> [Job] Reproduce all the entries exactly.

───── Raw records ─────

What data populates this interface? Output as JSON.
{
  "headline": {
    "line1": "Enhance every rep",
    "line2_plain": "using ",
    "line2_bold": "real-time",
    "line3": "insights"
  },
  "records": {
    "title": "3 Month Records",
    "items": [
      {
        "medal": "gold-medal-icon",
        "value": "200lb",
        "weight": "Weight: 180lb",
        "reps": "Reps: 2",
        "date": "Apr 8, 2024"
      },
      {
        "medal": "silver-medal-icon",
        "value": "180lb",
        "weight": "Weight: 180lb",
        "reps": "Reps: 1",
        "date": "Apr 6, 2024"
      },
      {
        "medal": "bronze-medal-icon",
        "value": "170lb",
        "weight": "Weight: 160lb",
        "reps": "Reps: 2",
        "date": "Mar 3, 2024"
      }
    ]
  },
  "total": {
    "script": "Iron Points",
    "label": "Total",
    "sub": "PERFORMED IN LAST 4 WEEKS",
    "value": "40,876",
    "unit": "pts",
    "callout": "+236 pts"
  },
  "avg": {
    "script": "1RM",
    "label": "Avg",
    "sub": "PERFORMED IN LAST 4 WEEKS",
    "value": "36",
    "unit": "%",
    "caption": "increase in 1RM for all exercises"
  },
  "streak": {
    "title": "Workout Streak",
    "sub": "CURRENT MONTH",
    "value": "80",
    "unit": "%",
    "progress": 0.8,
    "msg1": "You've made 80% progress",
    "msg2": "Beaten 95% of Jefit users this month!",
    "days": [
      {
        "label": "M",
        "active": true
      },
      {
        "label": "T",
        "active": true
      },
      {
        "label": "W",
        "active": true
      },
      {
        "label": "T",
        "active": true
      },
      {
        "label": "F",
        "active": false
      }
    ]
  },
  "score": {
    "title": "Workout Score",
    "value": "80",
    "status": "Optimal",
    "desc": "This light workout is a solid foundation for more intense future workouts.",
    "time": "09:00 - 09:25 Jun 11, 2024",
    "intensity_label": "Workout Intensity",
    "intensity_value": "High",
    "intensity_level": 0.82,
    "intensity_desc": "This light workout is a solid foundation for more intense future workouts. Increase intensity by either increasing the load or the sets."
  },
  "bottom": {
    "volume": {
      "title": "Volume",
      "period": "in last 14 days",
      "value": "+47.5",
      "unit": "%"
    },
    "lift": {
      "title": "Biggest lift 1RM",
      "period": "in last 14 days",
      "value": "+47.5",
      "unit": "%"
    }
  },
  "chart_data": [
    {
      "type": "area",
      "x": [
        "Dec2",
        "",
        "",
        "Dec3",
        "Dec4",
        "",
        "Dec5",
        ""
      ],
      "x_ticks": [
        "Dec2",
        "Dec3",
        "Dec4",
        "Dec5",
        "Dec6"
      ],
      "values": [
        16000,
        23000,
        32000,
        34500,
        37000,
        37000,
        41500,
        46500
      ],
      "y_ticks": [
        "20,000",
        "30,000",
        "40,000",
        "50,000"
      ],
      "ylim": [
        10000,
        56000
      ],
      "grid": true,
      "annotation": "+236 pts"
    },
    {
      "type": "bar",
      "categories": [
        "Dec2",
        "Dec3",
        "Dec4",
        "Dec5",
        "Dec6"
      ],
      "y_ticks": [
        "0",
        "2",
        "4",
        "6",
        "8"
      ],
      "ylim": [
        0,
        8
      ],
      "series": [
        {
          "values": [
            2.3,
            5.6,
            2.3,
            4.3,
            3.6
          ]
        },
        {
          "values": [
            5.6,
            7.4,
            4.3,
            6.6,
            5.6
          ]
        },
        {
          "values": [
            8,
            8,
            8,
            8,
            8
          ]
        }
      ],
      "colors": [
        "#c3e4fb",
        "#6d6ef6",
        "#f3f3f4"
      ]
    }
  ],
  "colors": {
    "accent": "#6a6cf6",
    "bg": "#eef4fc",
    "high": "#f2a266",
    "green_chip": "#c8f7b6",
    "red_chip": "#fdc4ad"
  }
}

─────

> [Answer to this task]
What data populates this interface? Output as JSON.
{
  "headline": {
    "line1": "Enhance every rep",
    "line2_plain": "using ",
    "line2_bold": "real-time",
    "line3": "insights"
  },
  "records": {
    "title": "3 Month Records",
    "items": [
      {
        "medal": "gold-medal-icon",
        "value": "200lb",
        "weight": "Weight: 180lb",
        "reps": "Reps: 2",
        "date": "Apr 8, 2024"
      },
      {
        "medal": "silver-medal-icon",
        "value": "180lb",
        "weight": "Weight: 180lb",
        "reps": "Reps: 1",
        "date": "Apr 6, 2024"
      },
      {
        "medal": "bronze-medal-icon",
        "value": "170lb",
        "weight": "Weight: 160lb",
        "reps": "Reps: 2",
        "date": "Mar 3, 2024"
      }
    ]
  },
  "total": {
    "script": "Iron Points",
    "label": "Total",
    "sub": "PERFORMED IN LAST 4 WEEKS",
    "value": "40,876",
    "unit": "pts",
    "callout": "+236 pts"
  },
  "avg": {
    "script": "1RM",
    "label": "Avg",
    "sub": "PERFORMED IN LAST 4 WEEKS",
    "value": "36",
    "unit": "%",
    "caption": "increase in 1RM for all exercises"
  },
  "streak": {
    "title": "Workout Streak",
    "sub": "CURRENT MONTH",
    "value": "80",
    "unit": "%",
    "progress": 0.8,
    "msg1": "You've made 80% progress",
    "msg2": "Beaten 95% of Jefit users this month!",
    "days": [
      {
        "label": "M",
        "active": true
      },
      {
        "label": "T",
        "active": true
      },
      {
        "label": "W",
        "active": true
      },
      {
        "label": "T",
        "active": true
      },
      {
        "label": "F",
        "active": false
      }
    ]
  },
  "score": {
    "title": "Workout Score",
    "value": "80",
    "status": "Optimal",
    "desc": "This light workout is a solid foundation for more intense future workouts.",
    "time": "09:00 - 09:25 Jun 11, 2024",
    "intensity_label": "Workout Intensity",
    "intensity_value": "High",
    "intensity_level": 0.82,
    "intensity_desc": "This light workout is a solid foundation for more intense future workouts. Increase intensity by either increasing the load or the sets."
  },
  "bottom": {
    "volume": {
      "title": "Volume",
      "period": "in last 14 days",
      "value": "+47.5",
      "unit": "%"
    },
    "lift": {
      "title": "Biggest lift 1RM",
      "period": "in last 14 days",
      "value": "+47.5",
      "unit": "%"
    }
  },
  "chart_data": [
    {
      "type": "area",
      "x": [
        "Dec2",
        "",
        "",
        "Dec3",
        "Dec4",
        "",
        "Dec5",
        ""
      ],
      "x_ticks": [
        "Dec2",
        "Dec3",
        "Dec4",
        "Dec5",
        "Dec6"
      ],
      "values": [
        16000,
        23000,
        32000,
        34500,
        37000,
        37000,
        41500,
        46500
      ],
      "y_ticks": [
        "20,000",
        "30,000",
        "40,000",
        "50,000"
      ],
      "ylim": [
        10000,
        56000
      ],
      "grid": true,
      "annotation": "+236 pts"
    },
    {
      "type": "bar",
      "categories": [
        "Dec2",
        "Dec3",
        "Dec4",
        "Dec5",
        "Dec6"
      ],
      "y_ticks": [
        "0",
        "2",
        "4",
        "6",
        "8"
      ],
      "ylim": [
        0,
        8
      ],
      "series": [
        {
          "values": [
            2.3,
            5.6,
            2.3,
            4.3,
            3.6
          ]
        },
        {
          "values": [
            5.6,
            7.4,
            4.3,
            6.6,
            5.6
          ]
        },
        {
          "values": [
            8,
            8,
            8,
            8,
            8
          ]
        }
      ],
      "colors": [
        "#c3e4fb",
        "#6d6ef6",
        "#f3f3f4"
      ]
    }
  ],
  "colors": {
    "accent": "#6a6cf6",
    "bg": "#eef4fc",
    "high": "#f2a266",
    "green_chip": "#c8f7b6",
    "red_chip": "#fdc4ad"
  }
}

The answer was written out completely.